THE REQUEST - Wherever the string "especializado" appears, copy the whole line.

====================

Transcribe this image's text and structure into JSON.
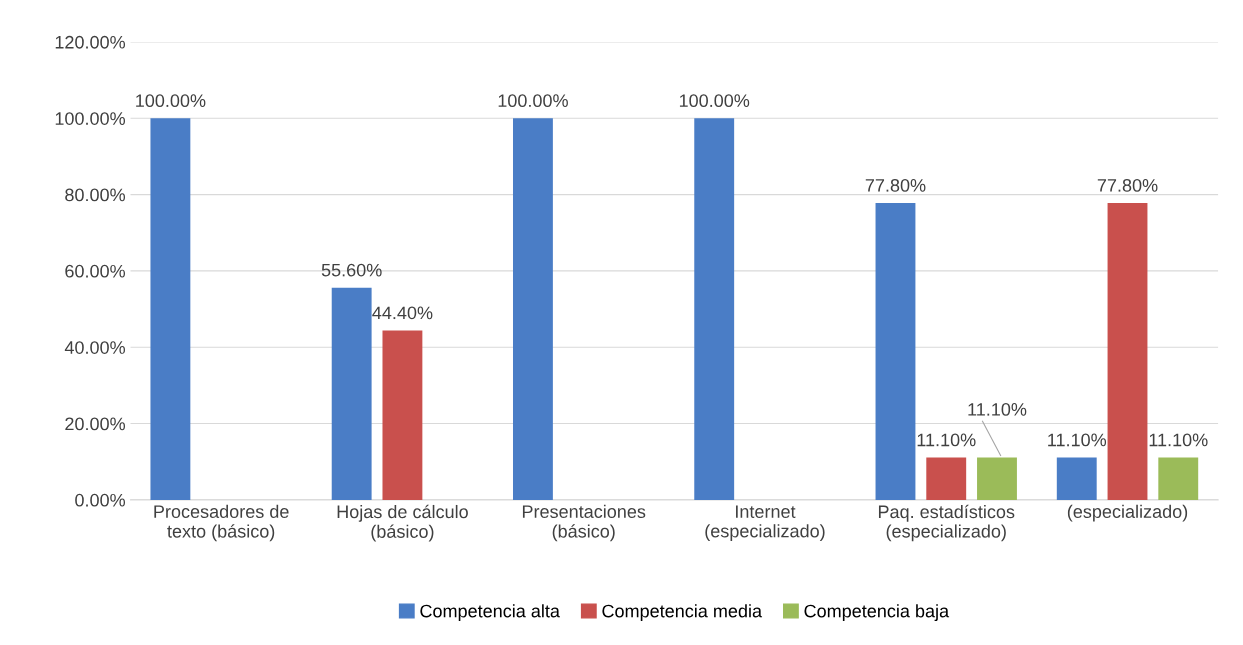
{
  "chart_data": {
    "type": "bar",
    "categories": [
      "Procesadores de\ntexto (básico)",
      "Hojas de cálculo\n(básico)",
      "Presentaciones\n(básico)",
      "Internet\n(especializado)",
      "Paq. estadísticos\n(especializado)",
      "(especializado)"
    ],
    "series": [
      {
        "name": "Competencia alta",
        "color": "#4a7dc6",
        "values": [
          100,
          55.6,
          100,
          100,
          77.8,
          11.1
        ],
        "value_labels": [
          "100.00%",
          "55.60%",
          "100.00%",
          "100.00%",
          "77.80%",
          "11.10%"
        ]
      },
      {
        "name": "Competencia media",
        "color": "#c9504d",
        "values": [
          null,
          44.4,
          null,
          null,
          11.1,
          77.8
        ],
        "value_labels": [
          null,
          "44.40%",
          null,
          null,
          "11.10%",
          "77.80%"
        ]
      },
      {
        "name": "Competencia baja",
        "color": "#9bbb59",
        "values": [
          null,
          null,
          null,
          null,
          11.1,
          11.1
        ],
        "value_labels": [
          null,
          null,
          null,
          null,
          "11.10%",
          "11.10%"
        ]
      }
    ],
    "ylim": [
      0,
      120
    ],
    "yticks": [
      {
        "value": 0,
        "label": "0.00%"
      },
      {
        "value": 20,
        "label": "20.00%"
      },
      {
        "value": 40,
        "label": "40.00%"
      },
      {
        "value": 60,
        "label": "60.00%"
      },
      {
        "value": 80,
        "label": "80.00%"
      },
      {
        "value": 100,
        "label": "100.00%"
      },
      {
        "value": 120,
        "label": "120.00%"
      }
    ],
    "grid": "y",
    "legend": "bottom"
  }
}
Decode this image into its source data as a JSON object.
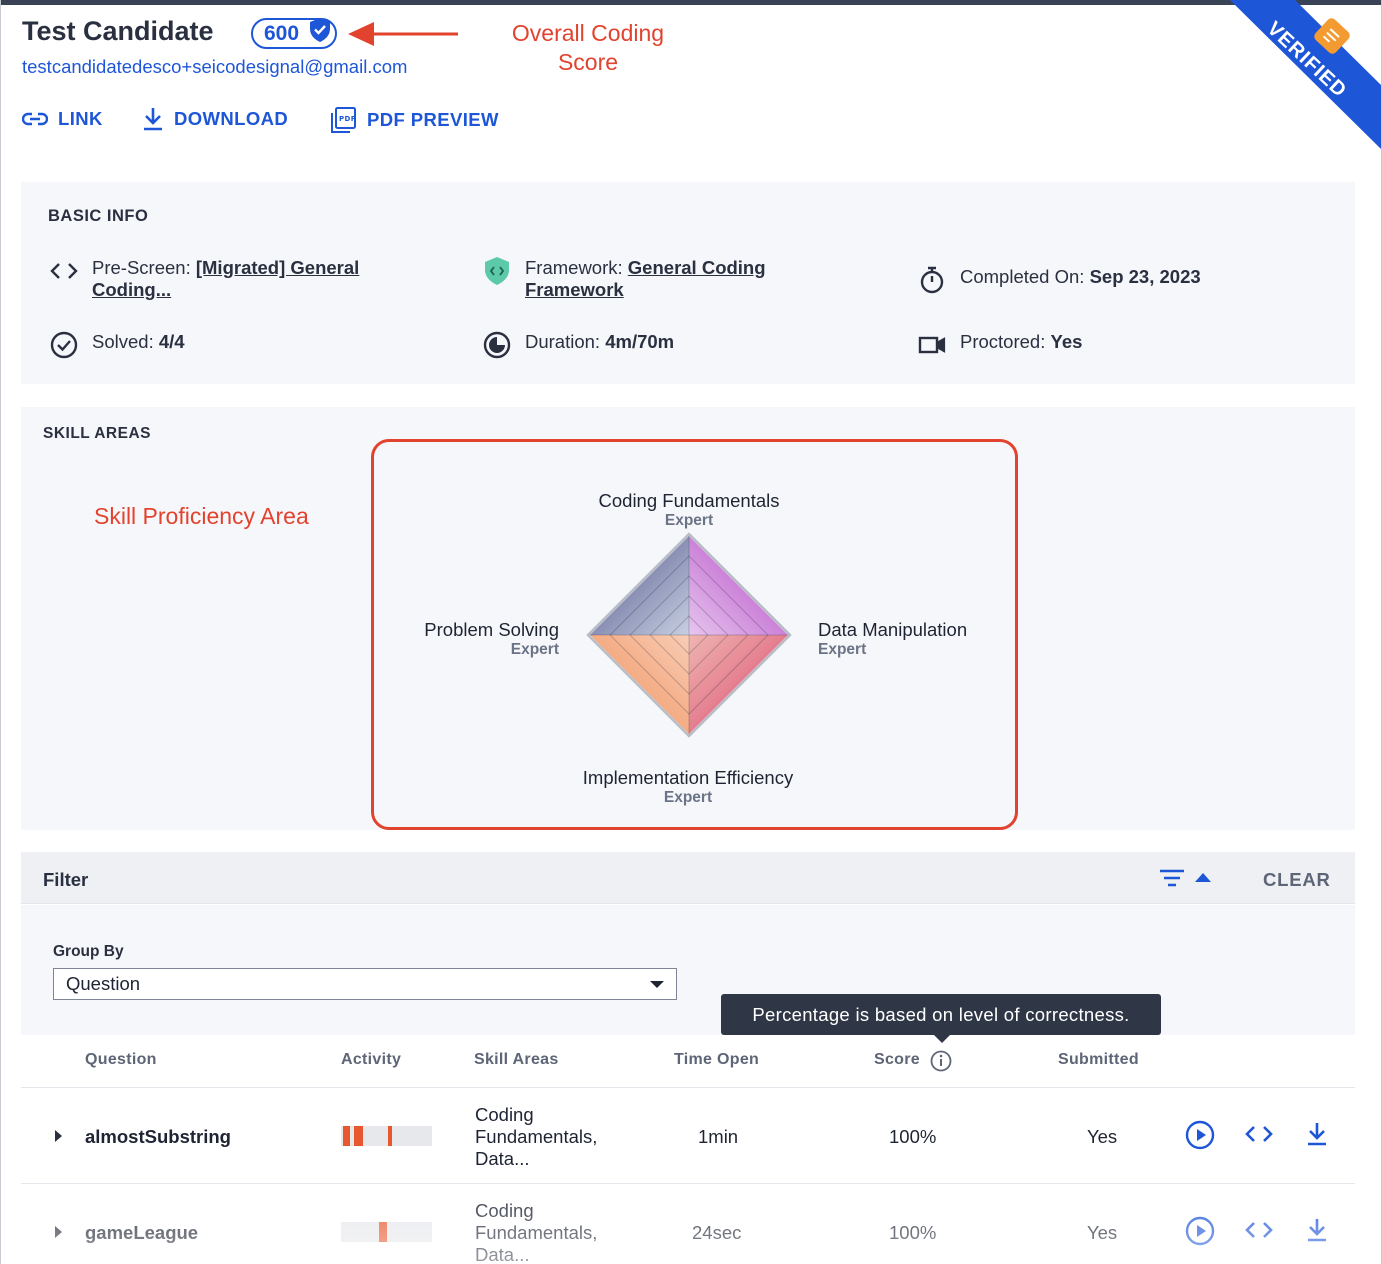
{
  "candidate": {
    "name": "Test Candidate",
    "score": "600",
    "email": "testcandidatedesco+seicodesignal@gmail.com"
  },
  "annotations": {
    "score_line1": "Overall Coding",
    "score_line2": "Score",
    "skill_area": "Skill Proficiency Area"
  },
  "actions": {
    "link": "LINK",
    "download": "DOWNLOAD",
    "pdf_preview": "PDF PREVIEW"
  },
  "ribbon": {
    "label": "VERIFIED"
  },
  "basic_info": {
    "title": "BASIC INFO",
    "prescreen_label": "Pre-Screen:",
    "prescreen_value_1": "[Migrated] General",
    "prescreen_value_2": "Coding...",
    "framework_label": "Framework:",
    "framework_value_1": "General Coding",
    "framework_value_2": "Framework",
    "completed_label": "Completed On:",
    "completed_value": "Sep 23, 2023",
    "solved_label": "Solved:",
    "solved_value": "4/4",
    "duration_label": "Duration:",
    "duration_value": "4m/70m",
    "proctored_label": "Proctored:",
    "proctored_value": "Yes"
  },
  "skill_areas": {
    "title": "SKILL AREAS",
    "axes": [
      {
        "name": "Coding Fundamentals",
        "level": "Expert"
      },
      {
        "name": "Data Manipulation",
        "level": "Expert"
      },
      {
        "name": "Implementation Efficiency",
        "level": "Expert"
      },
      {
        "name": "Problem Solving",
        "level": "Expert"
      }
    ]
  },
  "filter": {
    "title": "Filter",
    "clear": "CLEAR",
    "group_by_label": "Group By",
    "group_by_value": "Question"
  },
  "tooltip": "Percentage is based on level of correctness.",
  "table": {
    "headers": {
      "question": "Question",
      "activity": "Activity",
      "skill_areas": "Skill Areas",
      "time_open": "Time Open",
      "score": "Score",
      "submitted": "Submitted"
    },
    "rows": [
      {
        "question": "almostSubstring",
        "skills_1": "Coding",
        "skills_2": "Fundamentals,",
        "skills_3": "Data...",
        "time_open": "1min",
        "score": "100%",
        "submitted": "Yes"
      },
      {
        "question": "gameLeague",
        "skills_1": "Coding",
        "skills_2": "Fundamentals,",
        "skills_3": "Data...",
        "time_open": "24sec",
        "score": "100%",
        "submitted": "Yes"
      }
    ]
  },
  "colors": {
    "accent": "#1e56d8",
    "annotation": "#e2432f",
    "ribbon": "#1e56d8",
    "activity": "#e8582f"
  }
}
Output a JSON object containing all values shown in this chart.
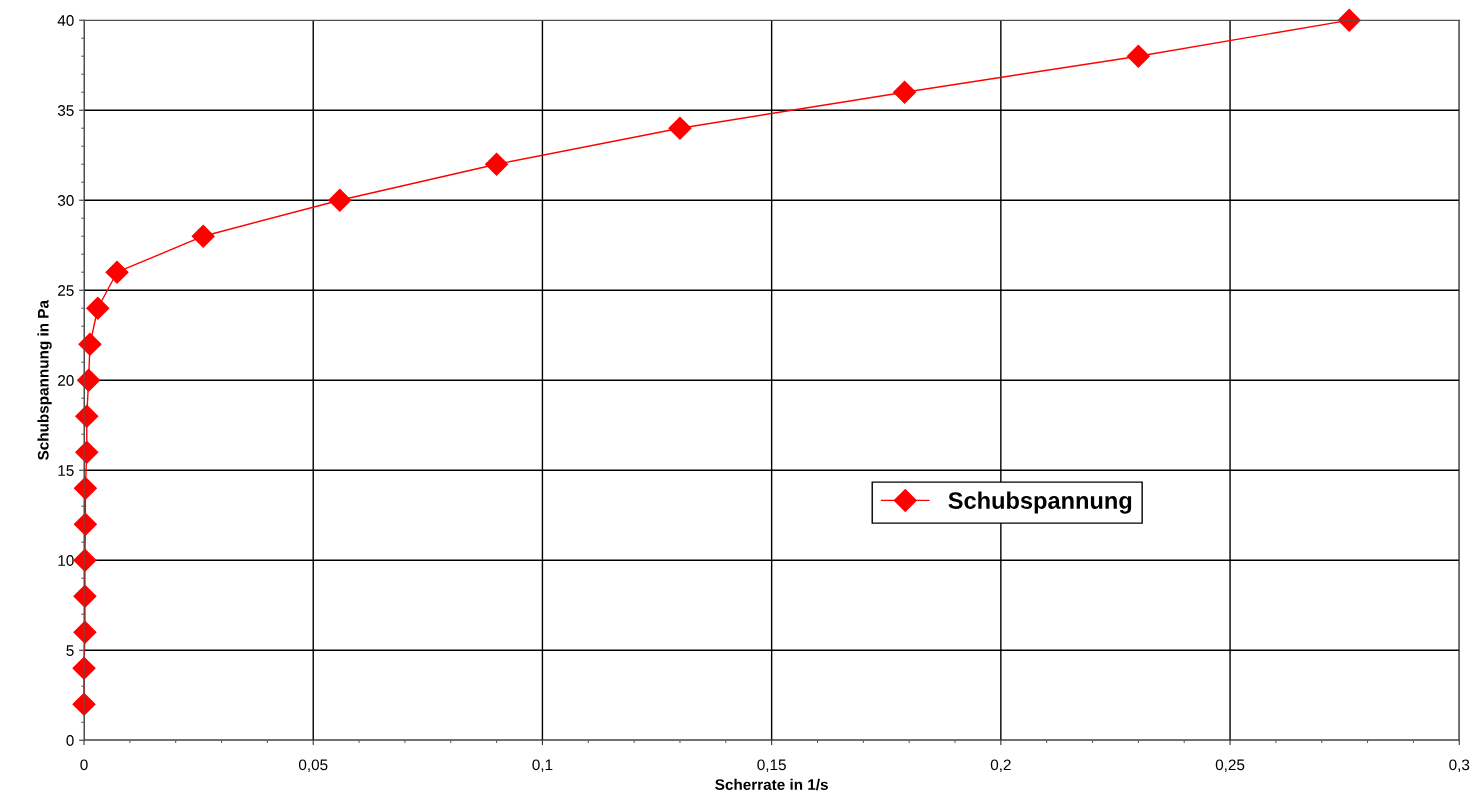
{
  "chart_data": {
    "type": "line",
    "xlabel": "Scherrate in 1/s",
    "ylabel": "Schubspannung in Pa",
    "x": [
      0,
      0,
      0.0002,
      0.0002,
      0.0002,
      0.0003,
      0.0003,
      0.0006,
      0.0006,
      0.001,
      0.0013,
      0.003,
      0.0072,
      0.026,
      0.0558,
      0.09,
      0.13,
      0.179,
      0.23,
      0.276
    ],
    "series": [
      {
        "name": "Schubspannung",
        "color": "#ff0000",
        "values": [
          2,
          4,
          6,
          8,
          10,
          12,
          14,
          16,
          18,
          20,
          22,
          24,
          26,
          28,
          30,
          32,
          34,
          36,
          38,
          40
        ]
      }
    ],
    "xlim": [
      0,
      0.3
    ],
    "ylim": [
      0,
      40
    ],
    "xticks": [
      {
        "value": 0,
        "label": "0"
      },
      {
        "value": 0.05,
        "label": "0,05"
      },
      {
        "value": 0.1,
        "label": "0,1"
      },
      {
        "value": 0.15,
        "label": "0,15"
      },
      {
        "value": 0.2,
        "label": "0,2"
      },
      {
        "value": 0.25,
        "label": "0,25"
      },
      {
        "value": 0.3,
        "label": "0,3"
      }
    ],
    "yticks": [
      0,
      5,
      10,
      15,
      20,
      25,
      30,
      35,
      40
    ],
    "grid": true,
    "legend": "right",
    "marker": "diamond",
    "line_style": "solid"
  }
}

====================

RESULT -
      "Internet\n(especializado)",
      "Paq. estadísticos\n(especializado)",
      "(especializado)"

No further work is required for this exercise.